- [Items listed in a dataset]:
[Begin]

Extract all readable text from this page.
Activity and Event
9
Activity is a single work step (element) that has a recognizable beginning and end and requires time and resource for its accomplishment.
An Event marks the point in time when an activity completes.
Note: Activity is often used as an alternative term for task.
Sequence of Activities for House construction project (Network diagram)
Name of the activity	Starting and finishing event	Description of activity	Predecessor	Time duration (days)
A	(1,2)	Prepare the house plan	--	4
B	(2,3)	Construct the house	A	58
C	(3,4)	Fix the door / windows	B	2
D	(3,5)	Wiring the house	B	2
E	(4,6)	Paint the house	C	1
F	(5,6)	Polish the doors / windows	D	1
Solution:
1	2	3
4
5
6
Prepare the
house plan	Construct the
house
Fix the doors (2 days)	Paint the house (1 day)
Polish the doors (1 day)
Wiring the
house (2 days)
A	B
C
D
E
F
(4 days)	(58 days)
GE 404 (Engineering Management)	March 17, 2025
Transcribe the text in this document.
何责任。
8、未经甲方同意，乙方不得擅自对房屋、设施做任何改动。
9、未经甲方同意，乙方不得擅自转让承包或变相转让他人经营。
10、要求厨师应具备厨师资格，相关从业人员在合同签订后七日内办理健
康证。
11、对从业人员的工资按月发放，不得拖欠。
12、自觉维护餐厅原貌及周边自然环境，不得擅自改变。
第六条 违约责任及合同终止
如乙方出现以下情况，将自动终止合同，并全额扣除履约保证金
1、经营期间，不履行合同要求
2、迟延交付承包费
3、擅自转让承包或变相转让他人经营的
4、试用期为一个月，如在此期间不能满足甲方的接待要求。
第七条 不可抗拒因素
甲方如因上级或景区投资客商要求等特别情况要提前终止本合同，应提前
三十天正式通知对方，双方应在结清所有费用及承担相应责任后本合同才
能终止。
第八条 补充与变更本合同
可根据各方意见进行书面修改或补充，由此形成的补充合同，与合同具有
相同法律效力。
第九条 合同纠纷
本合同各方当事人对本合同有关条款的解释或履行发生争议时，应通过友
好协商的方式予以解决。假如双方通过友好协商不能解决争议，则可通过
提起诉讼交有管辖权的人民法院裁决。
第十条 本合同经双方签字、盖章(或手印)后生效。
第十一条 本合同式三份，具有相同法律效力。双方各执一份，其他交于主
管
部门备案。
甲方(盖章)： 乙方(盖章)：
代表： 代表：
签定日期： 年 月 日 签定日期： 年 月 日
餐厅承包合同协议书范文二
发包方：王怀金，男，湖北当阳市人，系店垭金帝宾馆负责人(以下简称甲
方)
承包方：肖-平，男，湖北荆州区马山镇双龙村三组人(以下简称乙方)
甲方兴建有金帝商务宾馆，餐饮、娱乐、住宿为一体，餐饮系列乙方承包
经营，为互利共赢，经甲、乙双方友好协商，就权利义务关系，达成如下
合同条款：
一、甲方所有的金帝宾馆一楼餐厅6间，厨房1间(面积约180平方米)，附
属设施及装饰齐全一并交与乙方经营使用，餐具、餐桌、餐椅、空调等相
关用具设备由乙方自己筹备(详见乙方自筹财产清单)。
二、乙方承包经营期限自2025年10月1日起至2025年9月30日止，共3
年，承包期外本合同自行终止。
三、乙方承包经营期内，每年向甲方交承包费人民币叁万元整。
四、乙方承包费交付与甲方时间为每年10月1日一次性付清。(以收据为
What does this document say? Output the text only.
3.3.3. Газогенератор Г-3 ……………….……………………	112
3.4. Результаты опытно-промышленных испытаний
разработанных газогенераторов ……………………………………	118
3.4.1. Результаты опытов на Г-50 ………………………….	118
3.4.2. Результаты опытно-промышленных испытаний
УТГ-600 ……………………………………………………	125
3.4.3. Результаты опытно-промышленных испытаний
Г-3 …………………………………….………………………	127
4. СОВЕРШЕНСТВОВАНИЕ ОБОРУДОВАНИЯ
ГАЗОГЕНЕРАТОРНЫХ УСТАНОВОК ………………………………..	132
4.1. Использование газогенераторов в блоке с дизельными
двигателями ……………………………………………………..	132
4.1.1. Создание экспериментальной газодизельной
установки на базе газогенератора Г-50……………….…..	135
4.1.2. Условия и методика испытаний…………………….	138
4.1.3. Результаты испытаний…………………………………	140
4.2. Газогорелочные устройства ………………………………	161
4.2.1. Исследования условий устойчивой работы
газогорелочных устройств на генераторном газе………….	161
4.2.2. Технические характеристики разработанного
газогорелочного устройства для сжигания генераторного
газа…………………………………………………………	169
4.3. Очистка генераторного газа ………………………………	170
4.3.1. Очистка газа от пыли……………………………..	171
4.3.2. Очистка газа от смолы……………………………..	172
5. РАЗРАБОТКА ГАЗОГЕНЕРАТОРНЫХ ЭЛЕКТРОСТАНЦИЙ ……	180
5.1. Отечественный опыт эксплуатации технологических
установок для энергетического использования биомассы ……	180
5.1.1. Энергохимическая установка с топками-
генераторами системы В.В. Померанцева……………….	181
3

[End]

Beginning at the line that holds "What does this", reproduce each line of the records above down to and including the last one.

What does this document say? Output the text only.
3.3.3. Газогенератор Г-3 ……………….……………………	112
3.4. Результаты опытно-промышленных испытаний
разработанных газогенераторов ……………………………………	118
3.4.1. Результаты опытов на Г-50 ………………………….	118
3.4.2. Результаты опытно-промышленных испытаний
УТГ-600 ……………………………………………………	125
3.4.3. Результаты опытно-промышленных испытаний
Г-3 …………………………………….………………………	127
4. СОВЕРШЕНСТВОВАНИЕ ОБОРУДОВАНИЯ
ГАЗОГЕНЕРАТОРНЫХ УСТАНОВОК ………………………………..	132
4.1. Использование газогенераторов в блоке с дизельными
двигателями ……………………………………………………..	132
4.1.1. Создание экспериментальной газодизельной
установки на базе газогенератора Г-50……………….…..	135
4.1.2. Условия и методика испытаний…………………….	138
4.1.3. Результаты испытаний…………………………………	140
4.2. Газогорелочные устройства ………………………………	161
4.2.1. Исследования условий устойчивой работы
газогорелочных устройств на генераторном газе………….	161
4.2.2. Технические характеристики разработанного
газогорелочного устройства для сжигания генераторного
газа…………………………………………………………	169
4.3. Очистка генераторного газа ………………………………	170
4.3.1. Очистка газа от пыли……………………………..	171
4.3.2. Очистка газа от смолы……………………………..	172
5. РАЗРАБОТКА ГАЗОГЕНЕРАТОРНЫХ ЭЛЕКТРОСТАНЦИЙ ……	180
5.1. Отечественный опыт эксплуатации технологических
установок для энергетического использования биомассы ……	180
5.1.1. Энергохимическая установка с топками-
генераторами системы В.В. Померанцева……………….	181
3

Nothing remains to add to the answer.